═══ Data for processing

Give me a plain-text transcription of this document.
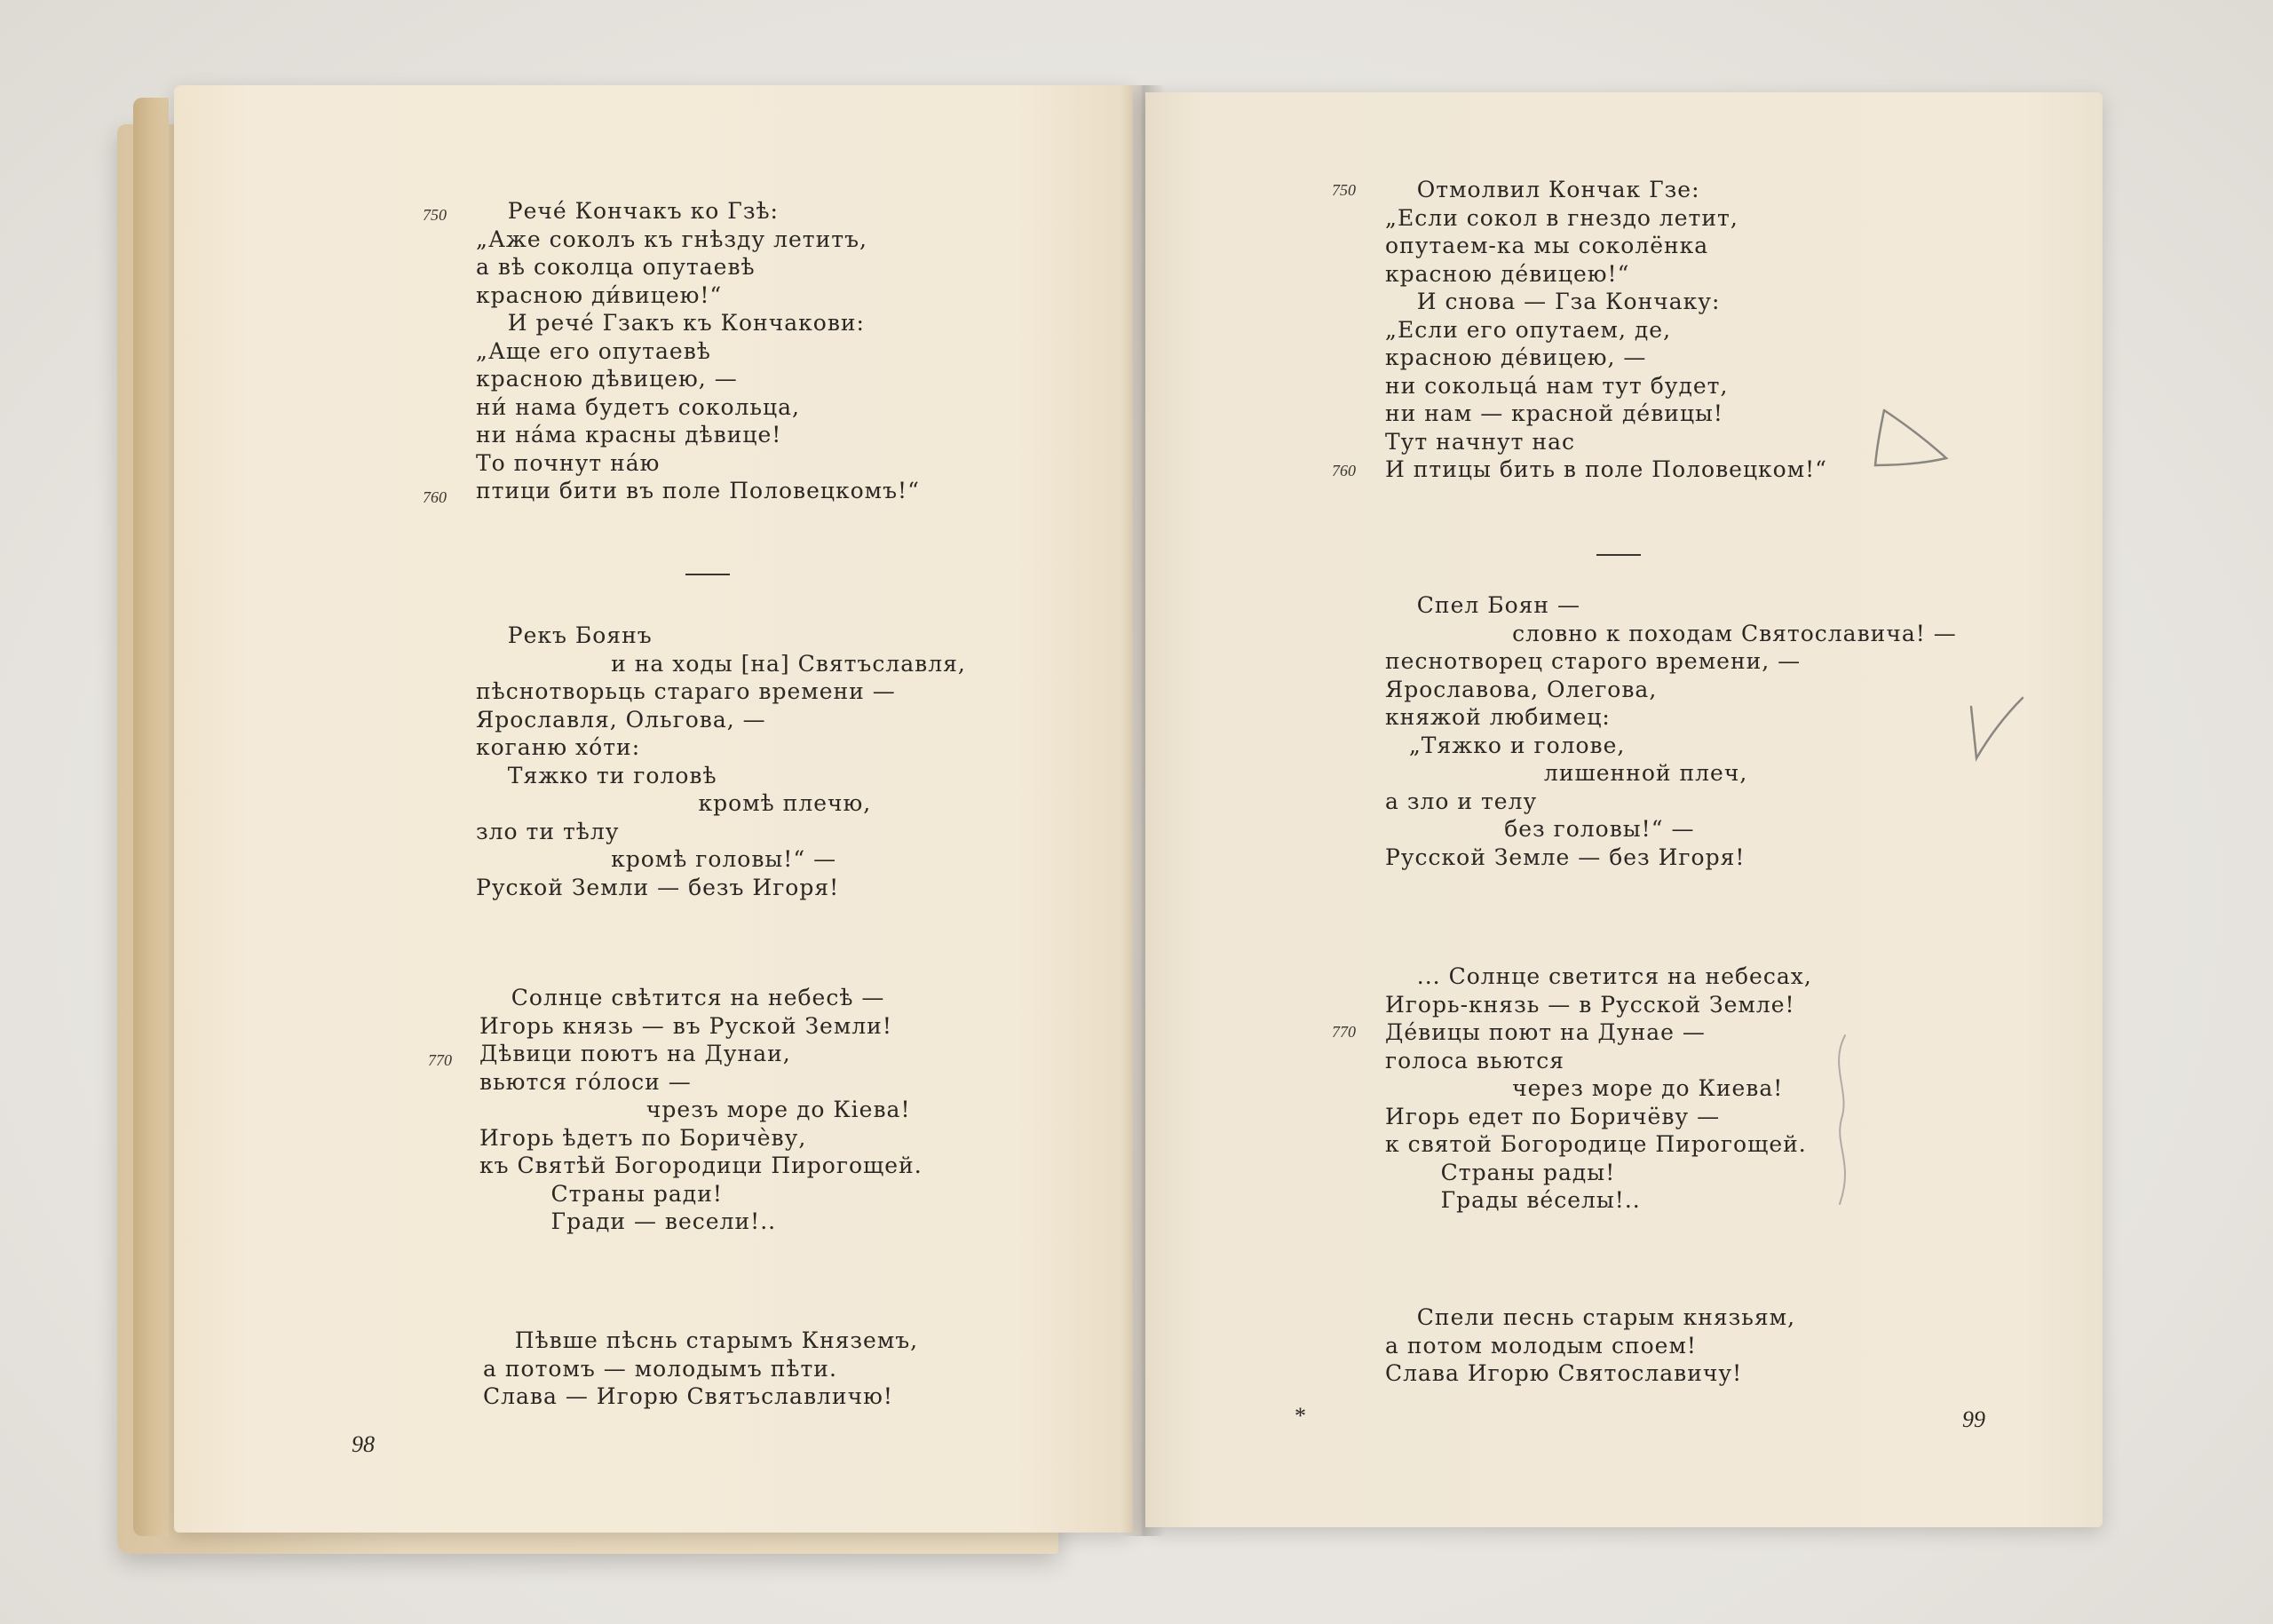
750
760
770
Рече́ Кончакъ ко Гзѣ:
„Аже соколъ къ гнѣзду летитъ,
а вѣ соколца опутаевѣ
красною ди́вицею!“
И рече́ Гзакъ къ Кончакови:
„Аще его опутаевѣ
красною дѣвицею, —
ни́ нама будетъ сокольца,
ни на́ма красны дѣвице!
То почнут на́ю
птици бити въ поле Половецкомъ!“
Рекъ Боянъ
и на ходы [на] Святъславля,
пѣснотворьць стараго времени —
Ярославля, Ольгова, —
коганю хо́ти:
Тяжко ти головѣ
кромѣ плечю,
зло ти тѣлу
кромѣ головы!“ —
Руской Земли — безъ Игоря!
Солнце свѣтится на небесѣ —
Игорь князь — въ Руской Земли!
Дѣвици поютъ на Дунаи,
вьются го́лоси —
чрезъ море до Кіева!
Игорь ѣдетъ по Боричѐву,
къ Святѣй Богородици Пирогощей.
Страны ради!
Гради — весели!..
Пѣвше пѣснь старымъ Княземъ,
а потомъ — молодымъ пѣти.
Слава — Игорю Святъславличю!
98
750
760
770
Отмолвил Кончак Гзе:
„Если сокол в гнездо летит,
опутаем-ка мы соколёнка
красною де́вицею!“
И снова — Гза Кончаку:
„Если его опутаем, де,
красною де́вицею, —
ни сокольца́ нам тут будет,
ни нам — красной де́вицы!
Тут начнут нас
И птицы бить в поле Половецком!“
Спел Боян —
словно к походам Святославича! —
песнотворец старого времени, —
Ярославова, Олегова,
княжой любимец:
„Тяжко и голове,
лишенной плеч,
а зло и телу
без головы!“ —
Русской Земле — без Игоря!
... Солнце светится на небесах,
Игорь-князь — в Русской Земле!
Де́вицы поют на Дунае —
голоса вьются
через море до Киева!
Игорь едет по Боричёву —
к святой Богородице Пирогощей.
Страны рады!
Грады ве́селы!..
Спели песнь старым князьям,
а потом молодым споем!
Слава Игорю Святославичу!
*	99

══════
═══ Data for processing

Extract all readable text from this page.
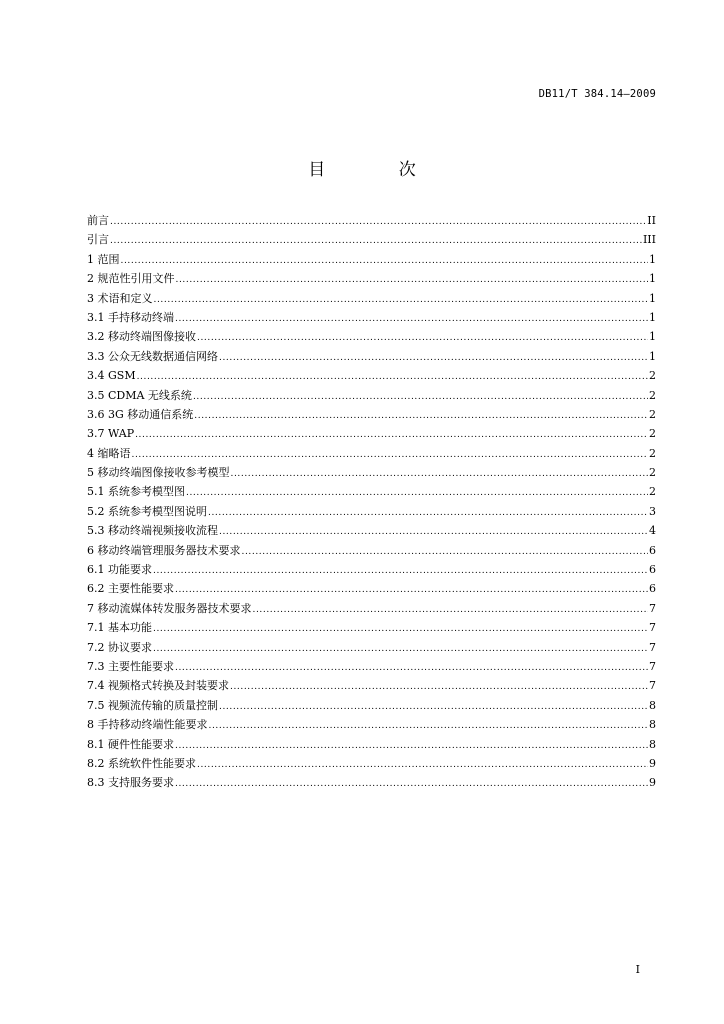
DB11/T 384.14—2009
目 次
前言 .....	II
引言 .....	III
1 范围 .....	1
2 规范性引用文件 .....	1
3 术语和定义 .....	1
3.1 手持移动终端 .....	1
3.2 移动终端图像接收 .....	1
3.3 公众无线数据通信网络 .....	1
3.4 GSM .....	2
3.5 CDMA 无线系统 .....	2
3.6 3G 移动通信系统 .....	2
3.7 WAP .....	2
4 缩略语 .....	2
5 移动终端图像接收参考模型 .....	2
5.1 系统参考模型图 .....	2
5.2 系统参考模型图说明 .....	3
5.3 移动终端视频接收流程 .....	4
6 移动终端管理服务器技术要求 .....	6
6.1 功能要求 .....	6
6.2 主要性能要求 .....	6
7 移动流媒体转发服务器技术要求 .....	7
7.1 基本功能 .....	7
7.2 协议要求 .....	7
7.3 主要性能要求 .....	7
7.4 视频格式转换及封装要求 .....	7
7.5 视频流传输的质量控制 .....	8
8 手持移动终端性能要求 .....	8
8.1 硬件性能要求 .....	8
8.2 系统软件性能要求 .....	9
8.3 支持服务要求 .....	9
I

══════
═══ Data for processing

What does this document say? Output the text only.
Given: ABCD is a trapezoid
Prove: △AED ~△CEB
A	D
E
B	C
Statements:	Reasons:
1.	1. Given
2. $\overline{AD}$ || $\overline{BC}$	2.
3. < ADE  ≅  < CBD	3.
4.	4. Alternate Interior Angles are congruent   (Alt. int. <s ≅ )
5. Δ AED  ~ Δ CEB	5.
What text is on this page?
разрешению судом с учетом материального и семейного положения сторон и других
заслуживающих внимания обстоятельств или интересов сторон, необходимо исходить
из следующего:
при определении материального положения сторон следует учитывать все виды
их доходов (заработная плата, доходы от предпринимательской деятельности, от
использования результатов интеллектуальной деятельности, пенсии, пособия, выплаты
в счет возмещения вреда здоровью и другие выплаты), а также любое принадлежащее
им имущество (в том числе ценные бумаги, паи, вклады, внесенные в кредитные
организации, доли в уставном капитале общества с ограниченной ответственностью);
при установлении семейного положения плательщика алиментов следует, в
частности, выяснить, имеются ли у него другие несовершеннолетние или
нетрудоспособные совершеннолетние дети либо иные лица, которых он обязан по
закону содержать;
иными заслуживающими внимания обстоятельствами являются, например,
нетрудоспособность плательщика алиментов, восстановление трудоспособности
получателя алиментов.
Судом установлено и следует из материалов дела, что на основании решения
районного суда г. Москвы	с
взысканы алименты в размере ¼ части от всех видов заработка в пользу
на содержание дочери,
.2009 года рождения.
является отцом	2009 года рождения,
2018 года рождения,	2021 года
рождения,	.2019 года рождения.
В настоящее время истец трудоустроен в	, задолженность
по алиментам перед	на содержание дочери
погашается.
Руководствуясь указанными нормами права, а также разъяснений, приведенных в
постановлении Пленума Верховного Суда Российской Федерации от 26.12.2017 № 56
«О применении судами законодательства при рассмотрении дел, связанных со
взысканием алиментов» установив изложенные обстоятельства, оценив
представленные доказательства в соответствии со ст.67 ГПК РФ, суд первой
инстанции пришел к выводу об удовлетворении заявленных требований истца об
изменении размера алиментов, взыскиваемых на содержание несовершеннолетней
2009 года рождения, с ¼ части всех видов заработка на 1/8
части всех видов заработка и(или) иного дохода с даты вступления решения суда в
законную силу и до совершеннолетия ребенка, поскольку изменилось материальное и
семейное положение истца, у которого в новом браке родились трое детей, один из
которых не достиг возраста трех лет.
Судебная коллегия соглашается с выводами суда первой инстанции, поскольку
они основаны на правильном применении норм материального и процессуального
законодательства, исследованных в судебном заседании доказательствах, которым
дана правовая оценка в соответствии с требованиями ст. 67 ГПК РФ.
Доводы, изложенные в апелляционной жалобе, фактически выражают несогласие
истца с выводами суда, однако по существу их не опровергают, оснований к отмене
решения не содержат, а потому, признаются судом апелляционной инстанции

══════

**What the task asks**
Identify the lines that hold the word "также". Copy every one of them.

**Result**
в счет возмещения вреда здоровью и другие выплаты), а также любое принадлежащее
Руководствуясь указанными нормами права, а также разъяснений, приведенных в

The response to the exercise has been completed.